• [OBJECTIVE]
Restate each of the lines given below, word for word.
--------------------
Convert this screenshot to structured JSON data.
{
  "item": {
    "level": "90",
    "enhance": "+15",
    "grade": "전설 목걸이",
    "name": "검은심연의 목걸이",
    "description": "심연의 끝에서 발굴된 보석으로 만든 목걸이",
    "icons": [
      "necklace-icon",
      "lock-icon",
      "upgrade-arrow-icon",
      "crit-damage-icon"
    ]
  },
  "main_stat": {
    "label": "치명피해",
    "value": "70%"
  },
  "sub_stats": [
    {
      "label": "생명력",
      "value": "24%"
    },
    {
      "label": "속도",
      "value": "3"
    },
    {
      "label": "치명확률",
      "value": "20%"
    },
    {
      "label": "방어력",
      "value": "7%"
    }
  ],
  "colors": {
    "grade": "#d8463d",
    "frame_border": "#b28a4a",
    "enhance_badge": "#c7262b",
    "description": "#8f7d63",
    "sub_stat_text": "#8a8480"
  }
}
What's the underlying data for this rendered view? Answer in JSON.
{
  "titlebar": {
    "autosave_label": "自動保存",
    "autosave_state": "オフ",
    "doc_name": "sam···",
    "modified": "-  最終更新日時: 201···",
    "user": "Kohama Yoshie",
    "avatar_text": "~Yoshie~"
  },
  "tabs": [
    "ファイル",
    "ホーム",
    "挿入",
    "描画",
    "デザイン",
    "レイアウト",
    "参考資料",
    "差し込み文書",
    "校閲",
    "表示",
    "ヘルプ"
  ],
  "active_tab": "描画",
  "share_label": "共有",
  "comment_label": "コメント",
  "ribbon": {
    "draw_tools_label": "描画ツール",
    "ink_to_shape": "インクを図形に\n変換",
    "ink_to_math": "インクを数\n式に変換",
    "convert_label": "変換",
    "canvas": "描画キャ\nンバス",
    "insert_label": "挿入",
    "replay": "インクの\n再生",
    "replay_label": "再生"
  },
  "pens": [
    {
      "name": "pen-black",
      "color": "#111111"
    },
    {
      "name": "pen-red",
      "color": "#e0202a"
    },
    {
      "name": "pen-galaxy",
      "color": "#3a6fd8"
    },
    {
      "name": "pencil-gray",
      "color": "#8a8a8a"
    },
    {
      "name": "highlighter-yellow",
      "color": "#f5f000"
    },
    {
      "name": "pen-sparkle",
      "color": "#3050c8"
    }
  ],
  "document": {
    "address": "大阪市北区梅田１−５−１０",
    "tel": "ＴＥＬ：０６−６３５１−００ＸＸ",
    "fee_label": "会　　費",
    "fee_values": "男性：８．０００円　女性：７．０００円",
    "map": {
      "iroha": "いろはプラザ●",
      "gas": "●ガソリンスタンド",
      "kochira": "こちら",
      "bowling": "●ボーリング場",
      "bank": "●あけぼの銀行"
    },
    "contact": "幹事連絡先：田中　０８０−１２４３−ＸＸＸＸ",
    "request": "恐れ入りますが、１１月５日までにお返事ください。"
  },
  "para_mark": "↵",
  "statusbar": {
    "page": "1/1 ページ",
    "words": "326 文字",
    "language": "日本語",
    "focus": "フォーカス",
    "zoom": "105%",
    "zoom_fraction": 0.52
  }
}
--------------------
• [SOLUTION TO THIS TASK]
Convert this screenshot to structured JSON data.
{
  "item": {
    "level": "90",
    "enhance": "+15",
    "grade": "전설 목걸이",
    "name": "검은심연의 목걸이",
    "description": "심연의 끝에서 발굴된 보석으로 만든 목걸이",
    "icons": [
      "necklace-icon",
      "lock-icon",
      "upgrade-arrow-icon",
      "crit-damage-icon"
    ]
  },
  "main_stat": {
    "label": "치명피해",
    "value": "70%"
  },
  "sub_stats": [
    {
      "label": "생명력",
      "value": "24%"
    },
    {
      "label": "속도",
      "value": "3"
    },
    {
      "label": "치명확률",
      "value": "20%"
    },
    {
      "label": "방어력",
      "value": "7%"
    }
  ],
  "colors": {
    "grade": "#d8463d",
    "frame_border": "#b28a4a",
    "enhance_badge": "#c7262b",
    "description": "#8f7d63",
    "sub_stat_text": "#8a8480"
  }
}
What's the underlying data for this rendered view? Answer in JSON.
{
  "titlebar": {
    "autosave_label": "自動保存",
    "autosave_state": "オフ",
    "doc_name": "sam···",
    "modified": "-  最終更新日時: 201···",
    "user": "Kohama Yoshie",
    "avatar_text": "~Yoshie~"
  },
  "tabs": [
    "ファイル",
    "ホーム",
    "挿入",
    "描画",
    "デザイン",
    "レイアウト",
    "参考資料",
    "差し込み文書",
    "校閲",
    "表示",
    "ヘルプ"
  ],
  "active_tab": "描画",
  "share_label": "共有",
  "comment_label": "コメント",
  "ribbon": {
    "draw_tools_label": "描画ツール",
    "ink_to_shape": "インクを図形に\n変換",
    "ink_to_math": "インクを数\n式に変換",
    "convert_label": "変換",
    "canvas": "描画キャ\nンバス",
    "insert_label": "挿入",
    "replay": "インクの\n再生",
    "replay_label": "再生"
  },
  "pens": [
    {
      "name": "pen-black",
      "color": "#111111"
    },
    {
      "name": "pen-red",
      "color": "#e0202a"
    },
    {
      "name": "pen-galaxy",
      "color": "#3a6fd8"
    },
    {
      "name": "pencil-gray",
      "color": "#8a8a8a"
    },
    {
      "name": "highlighter-yellow",
      "color": "#f5f000"
    },
    {
      "name": "pen-sparkle",
      "color": "#3050c8"
    }
  ],
  "document": {
    "address": "大阪市北区梅田１−５−１０",
    "tel": "ＴＥＬ：０６−６３５１−００ＸＸ",
    "fee_label": "会　　費",
    "fee_values": "男性：８．０００円　女性：７．０００円",
    "map": {
      "iroha": "いろはプラザ●",
      "gas": "●ガソリンスタンド",
      "kochira": "こちら",
      "bowling": "●ボーリング場",
      "bank": "●あけぼの銀行"
    },
    "contact": "幹事連絡先：田中　０８０−１２４３−ＸＸＸＸ",
    "request": "恐れ入りますが、１１月５日までにお返事ください。"
  },
  "para_mark": "↵",
  "statusbar": {
    "page": "1/1 ページ",
    "words": "326 文字",
    "language": "日本語",
    "focus": "フォーカス",
    "zoom": "105%",
    "zoom_fraction": 0.52
  }
}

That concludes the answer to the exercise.